[Extracted data entries]
<<<<

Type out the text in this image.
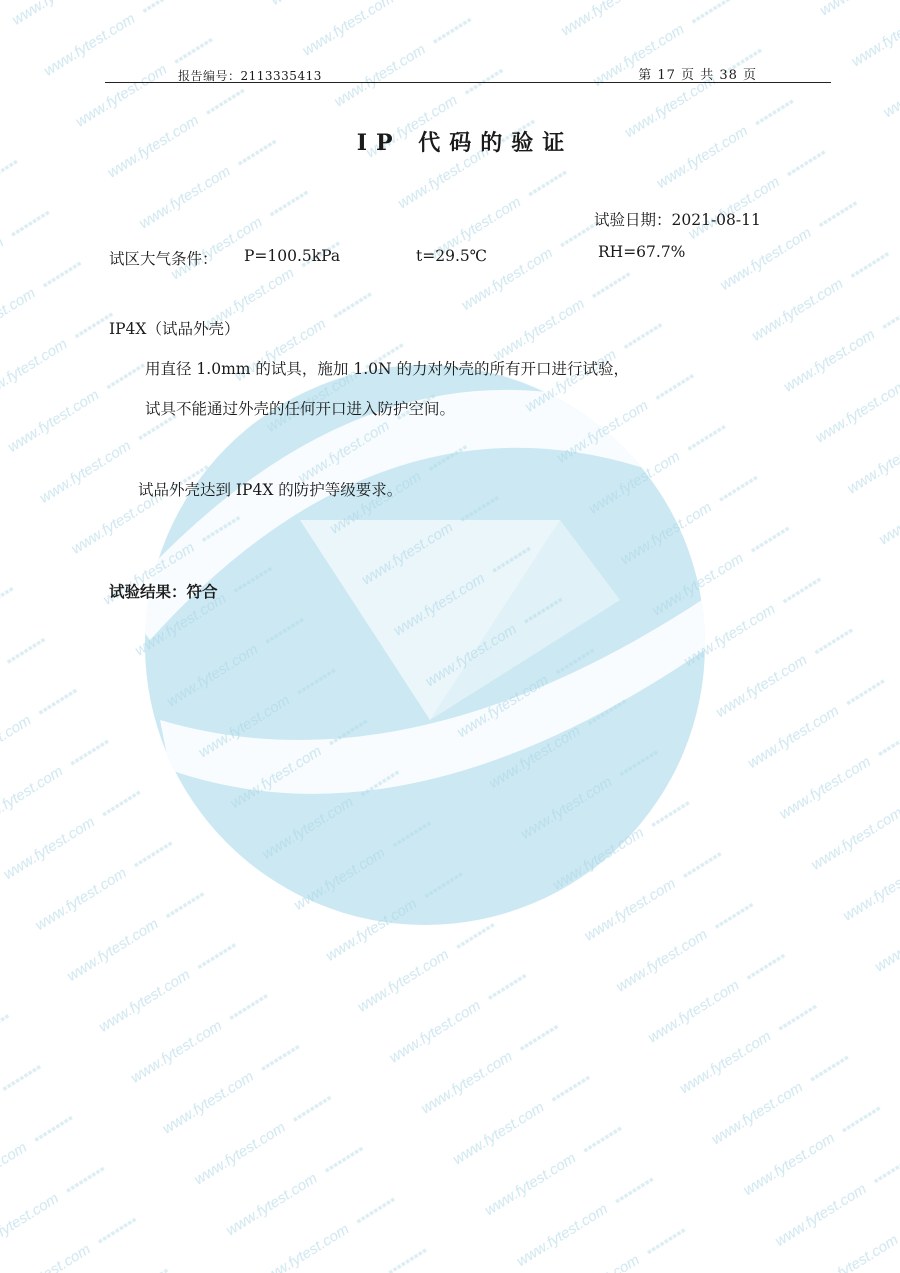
报告编号：2113335413	第 17 页 共 38 页
IP 代码的验证
试验日期：2021-08-11
试区大气条件： P=100.5kPa	t=29.5℃	RH=67.7%
IP4X（试品外壳）
用直径 1.0mm 的试具，施加 1.0N 的力对外壳的所有开口进行试验，
试具不能通过外壳的任何开口进入防护空间。
试品外壳达到 IP4X 的防护等级要求。
试验结果：符合
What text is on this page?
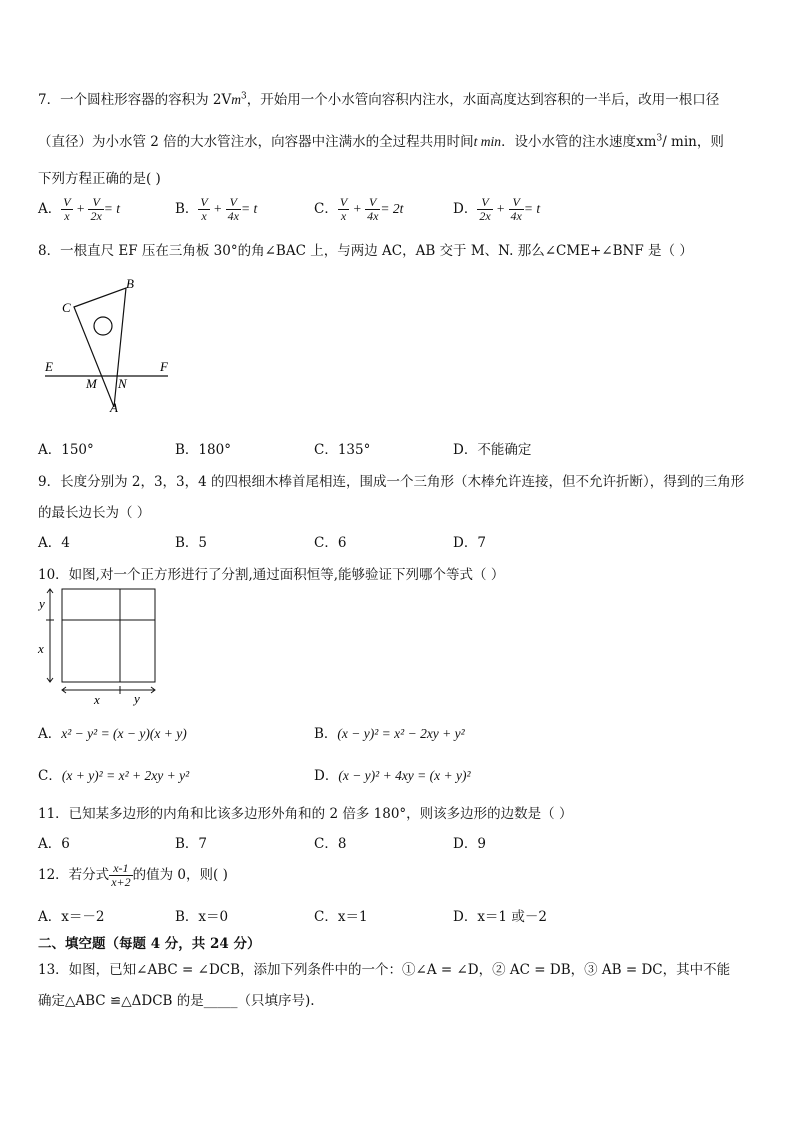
7．一个圆柱形容器的容积为 2Vm$^3$，开始用一个小水管向容积内注水，水面高度达到容积的一半后，改用一根口径
（直径）为小水管 2 倍的大水管注水，向容器中注满水的全过程共用时间t min．设小水管的注水速度$xm^3/$ min，则
下列方程正确的是( )
A． $\frac{V}{x} + \frac{V}{2x} = t$	B． $\frac{V}{x} + \frac{V}{4x} = t$	C． $\frac{V}{x} + \frac{V}{4x} = 2t$	D． $\frac{V}{2x} + \frac{V}{4x} = t$
8．一根直尺 EF 压在三角板 30°的角∠BAC 上，与两边 AC，AB 交于 M、N. 那么∠CME+∠BNF 是（ ）
C
B
E	F
M N
A
A．150°	B．180°	C．135°	D．不能确定
9．长度分别为 2，3，3，4 的四根细木棒首尾相连，围成一个三角形（木棒允许连接，但不允许折断），得到的三角形
的最长边长为（ ）
A．4	B．5	C．6	D．7
10．如图,对一个正方形进行了分割,通过面积恒等,能够验证下列哪个等式（ ）
y
x
x	y
A．x² − y² = (x − y)(x + y)	B．(x − y)² = x² − 2xy + y²
C．(x + y)² = x² + 2xy + y²	D．(x − y)² + 4xy = (x + y)²
11．已知某多边形的内角和比该多边形外角和的 2 倍多 180°，则该多边形的边数是（ ）
A．6	B．7	C．8	D．9
12．若分式 $\frac{x-1}{x+2}$ 的值为 0，则( )
A．x＝－2	B．x＝0	C．x＝1	D．x＝1 或－2
二、填空题（每题 4 分，共 24 分）
13．如图，已知∠ABC = ∠DCB，添加下列条件中的一个：①∠A = ∠D，② AC = DB，③ AB = DC，其中不能
确定△ABC ≌△ΔDCB 的是_____（只填序号).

>>>>

■ Written instruction:
Images in the data above are to be skipped. Retype all other material exactly.

■ Final answer:
Type out the text in this image.
报告编号：2113335413	第 17 页 共 38 页
IP 代码的验证
试验日期：2021-08-11
试区大气条件： P=100.5kPa	t=29.5℃	RH=67.7%
IP4X（试品外壳）
用直径 1.0mm 的试具，施加 1.0N 的力对外壳的所有开口进行试验，
试具不能通过外壳的任何开口进入防护空间。
试品外壳达到 IP4X 的防护等级要求。
试验结果：符合
What text is on this page?
7．一个圆柱形容器的容积为 2Vm$^3$，开始用一个小水管向容积内注水，水面高度达到容积的一半后，改用一根口径
（直径）为小水管 2 倍的大水管注水，向容器中注满水的全过程共用时间t min．设小水管的注水速度$xm^3/$ min，则
下列方程正确的是( )
A． $\frac{V}{x} + \frac{V}{2x} = t$	B． $\frac{V}{x} + \frac{V}{4x} = t$	C． $\frac{V}{x} + \frac{V}{4x} = 2t$	D． $\frac{V}{2x} + \frac{V}{4x} = t$
8．一根直尺 EF 压在三角板 30°的角∠BAC 上，与两边 AC，AB 交于 M、N. 那么∠CME+∠BNF 是（ ）
C
B
E	F
M N
A
A．150°	B．180°	C．135°	D．不能确定
9．长度分别为 2，3，3，4 的四根细木棒首尾相连，围成一个三角形（木棒允许连接，但不允许折断），得到的三角形
的最长边长为（ ）
A．4	B．5	C．6	D．7
10．如图,对一个正方形进行了分割,通过面积恒等,能够验证下列哪个等式（ ）
y
x
x	y
A．x² − y² = (x − y)(x + y)	B．(x − y)² = x² − 2xy + y²
C．(x + y)² = x² + 2xy + y²	D．(x − y)² + 4xy = (x + y)²
11．已知某多边形的内角和比该多边形外角和的 2 倍多 180°，则该多边形的边数是（ ）
A．6	B．7	C．8	D．9
12．若分式 $\frac{x-1}{x+2}$ 的值为 0，则( )
A．x＝－2	B．x＝0	C．x＝1	D．x＝1 或－2
二、填空题（每题 4 分，共 24 分）
13．如图，已知∠ABC = ∠DCB，添加下列条件中的一个：①∠A = ∠D，② AC = DB，③ AB = DC，其中不能
确定△ABC ≌△ΔDCB 的是_____（只填序号).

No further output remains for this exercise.